Problem to work on: Omit the pictures and return every entry exactly as written.

________________________________________

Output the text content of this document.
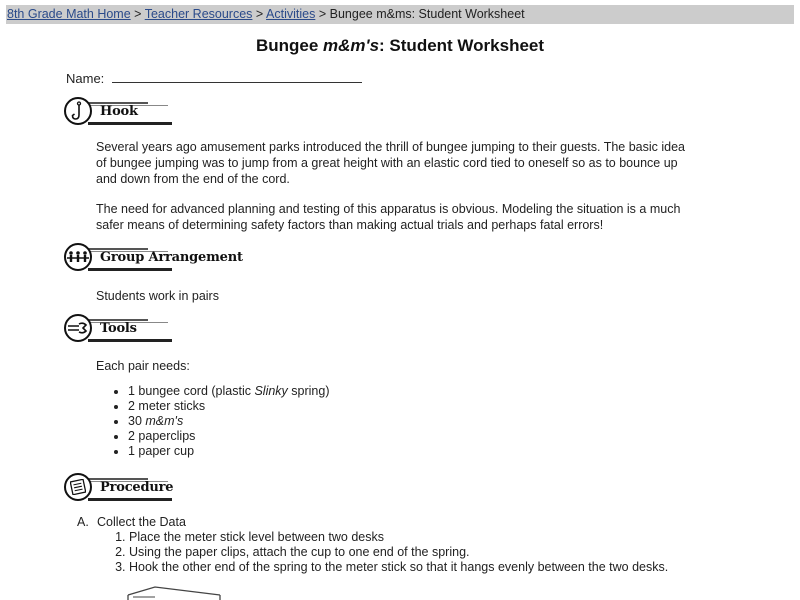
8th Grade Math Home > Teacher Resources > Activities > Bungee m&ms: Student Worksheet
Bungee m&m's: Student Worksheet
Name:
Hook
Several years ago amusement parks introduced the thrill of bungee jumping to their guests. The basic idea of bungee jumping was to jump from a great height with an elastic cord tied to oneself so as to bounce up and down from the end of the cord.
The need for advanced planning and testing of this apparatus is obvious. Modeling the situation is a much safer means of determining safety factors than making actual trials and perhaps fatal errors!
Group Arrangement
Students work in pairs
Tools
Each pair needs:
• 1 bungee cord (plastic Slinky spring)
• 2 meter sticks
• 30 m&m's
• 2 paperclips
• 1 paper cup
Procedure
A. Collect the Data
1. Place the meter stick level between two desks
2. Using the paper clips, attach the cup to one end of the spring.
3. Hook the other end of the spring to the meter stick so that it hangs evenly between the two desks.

________________________________________

Full response:
Output the text content of this document.
8th Grade Math Home > Teacher Resources > Activities > Bungee m&ms: Student Worksheet
Bungee m&m's: Student Worksheet
Name:
Hook
Several years ago amusement parks introduced the thrill of bungee jumping to their guests. The basic idea of bungee jumping was to jump from a great height with an elastic cord tied to oneself so as to bounce up and down from the end of the cord.
The need for advanced planning and testing of this apparatus is obvious. Modeling the situation is a much safer means of determining safety factors than making actual trials and perhaps fatal errors!
Group Arrangement
Students work in pairs
Tools
Each pair needs:
• 1 bungee cord (plastic Slinky spring)
• 2 meter sticks
• 30 m&m's
• 2 paperclips
• 1 paper cup
Procedure
A. Collect the Data
1. Place the meter stick level between two desks
2. Using the paper clips, attach the cup to one end of the spring.
3. Hook the other end of the spring to the meter stick so that it hangs evenly between the two desks.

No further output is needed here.